From the entries below, copy every line where the string "liên" appears.

*Dataset entries*.
::::::::::
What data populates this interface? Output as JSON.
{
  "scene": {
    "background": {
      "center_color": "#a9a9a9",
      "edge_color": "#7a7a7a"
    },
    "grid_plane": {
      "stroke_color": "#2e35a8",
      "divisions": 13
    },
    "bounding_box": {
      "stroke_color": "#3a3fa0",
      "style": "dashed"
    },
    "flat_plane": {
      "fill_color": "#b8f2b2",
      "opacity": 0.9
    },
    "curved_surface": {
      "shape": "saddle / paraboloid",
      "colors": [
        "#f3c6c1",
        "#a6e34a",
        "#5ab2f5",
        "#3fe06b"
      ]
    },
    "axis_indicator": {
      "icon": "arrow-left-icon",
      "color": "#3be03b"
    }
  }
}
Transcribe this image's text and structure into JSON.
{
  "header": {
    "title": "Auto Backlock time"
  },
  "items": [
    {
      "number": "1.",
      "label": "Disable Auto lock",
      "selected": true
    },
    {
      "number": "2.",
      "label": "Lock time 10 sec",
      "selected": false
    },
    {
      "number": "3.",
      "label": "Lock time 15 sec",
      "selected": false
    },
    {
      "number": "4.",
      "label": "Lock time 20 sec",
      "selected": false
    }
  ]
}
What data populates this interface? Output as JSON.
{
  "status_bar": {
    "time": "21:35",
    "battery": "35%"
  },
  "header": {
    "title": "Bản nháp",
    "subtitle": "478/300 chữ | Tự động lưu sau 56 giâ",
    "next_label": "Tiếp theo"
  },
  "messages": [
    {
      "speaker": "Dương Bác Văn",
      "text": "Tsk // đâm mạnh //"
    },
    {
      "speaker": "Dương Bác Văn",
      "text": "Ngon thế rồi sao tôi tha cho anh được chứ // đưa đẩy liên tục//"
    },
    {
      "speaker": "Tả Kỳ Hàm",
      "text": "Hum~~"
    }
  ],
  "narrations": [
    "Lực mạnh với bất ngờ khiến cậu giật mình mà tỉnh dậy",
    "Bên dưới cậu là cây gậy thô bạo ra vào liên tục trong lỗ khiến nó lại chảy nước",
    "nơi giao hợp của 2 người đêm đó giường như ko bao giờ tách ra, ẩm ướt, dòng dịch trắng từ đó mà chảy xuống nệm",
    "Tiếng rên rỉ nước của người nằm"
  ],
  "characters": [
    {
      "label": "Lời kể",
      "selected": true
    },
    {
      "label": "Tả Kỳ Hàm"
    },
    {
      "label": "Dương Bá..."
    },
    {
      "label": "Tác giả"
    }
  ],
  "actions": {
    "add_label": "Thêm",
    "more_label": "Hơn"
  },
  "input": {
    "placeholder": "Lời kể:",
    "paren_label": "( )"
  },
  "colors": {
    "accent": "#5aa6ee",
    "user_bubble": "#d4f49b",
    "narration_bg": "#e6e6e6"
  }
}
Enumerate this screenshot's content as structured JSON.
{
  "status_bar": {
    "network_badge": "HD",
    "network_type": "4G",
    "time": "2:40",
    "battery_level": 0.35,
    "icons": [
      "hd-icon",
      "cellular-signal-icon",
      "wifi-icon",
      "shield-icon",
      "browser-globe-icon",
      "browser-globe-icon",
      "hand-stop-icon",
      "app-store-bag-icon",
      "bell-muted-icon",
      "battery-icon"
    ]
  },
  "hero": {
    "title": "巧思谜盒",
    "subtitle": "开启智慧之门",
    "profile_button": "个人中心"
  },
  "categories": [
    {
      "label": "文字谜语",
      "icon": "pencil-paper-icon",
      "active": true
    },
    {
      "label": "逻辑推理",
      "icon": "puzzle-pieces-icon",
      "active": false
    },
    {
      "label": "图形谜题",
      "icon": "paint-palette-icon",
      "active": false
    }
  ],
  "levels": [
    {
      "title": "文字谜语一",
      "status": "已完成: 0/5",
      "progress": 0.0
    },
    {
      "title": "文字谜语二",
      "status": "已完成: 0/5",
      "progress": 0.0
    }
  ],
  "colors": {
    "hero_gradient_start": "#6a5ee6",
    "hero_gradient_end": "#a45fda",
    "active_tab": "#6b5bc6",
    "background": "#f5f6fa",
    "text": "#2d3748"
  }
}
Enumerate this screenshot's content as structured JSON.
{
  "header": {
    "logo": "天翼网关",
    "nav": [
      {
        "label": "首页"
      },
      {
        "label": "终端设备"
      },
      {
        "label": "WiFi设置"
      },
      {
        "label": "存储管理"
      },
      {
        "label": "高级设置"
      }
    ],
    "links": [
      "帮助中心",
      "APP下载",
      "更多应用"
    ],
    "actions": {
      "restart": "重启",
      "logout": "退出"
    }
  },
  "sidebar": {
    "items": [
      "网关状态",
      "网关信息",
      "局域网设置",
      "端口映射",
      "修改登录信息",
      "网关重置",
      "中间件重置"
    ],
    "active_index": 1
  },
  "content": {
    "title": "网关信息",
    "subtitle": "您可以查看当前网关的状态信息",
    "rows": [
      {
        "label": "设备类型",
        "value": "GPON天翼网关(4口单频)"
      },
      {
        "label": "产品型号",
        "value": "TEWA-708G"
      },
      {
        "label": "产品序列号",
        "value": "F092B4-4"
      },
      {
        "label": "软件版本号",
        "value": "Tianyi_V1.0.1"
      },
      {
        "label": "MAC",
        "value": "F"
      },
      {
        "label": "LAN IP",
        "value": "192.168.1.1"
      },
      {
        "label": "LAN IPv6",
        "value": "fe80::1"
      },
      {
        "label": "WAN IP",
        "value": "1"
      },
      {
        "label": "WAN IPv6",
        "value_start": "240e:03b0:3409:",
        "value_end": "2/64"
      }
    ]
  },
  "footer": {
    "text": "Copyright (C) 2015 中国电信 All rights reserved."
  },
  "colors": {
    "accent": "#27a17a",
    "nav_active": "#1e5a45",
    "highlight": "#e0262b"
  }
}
::::::::::
*RESPONSE FOR THIS EXERCISE*.
      "text": "Ngon thế rồi sao tôi tha cho anh được chứ // đưa đẩy liên tục//"
    "Bên dưới cậu là cây gậy thô bạo ra vào liên tục trong lỗ khiến nó lại chảy nước",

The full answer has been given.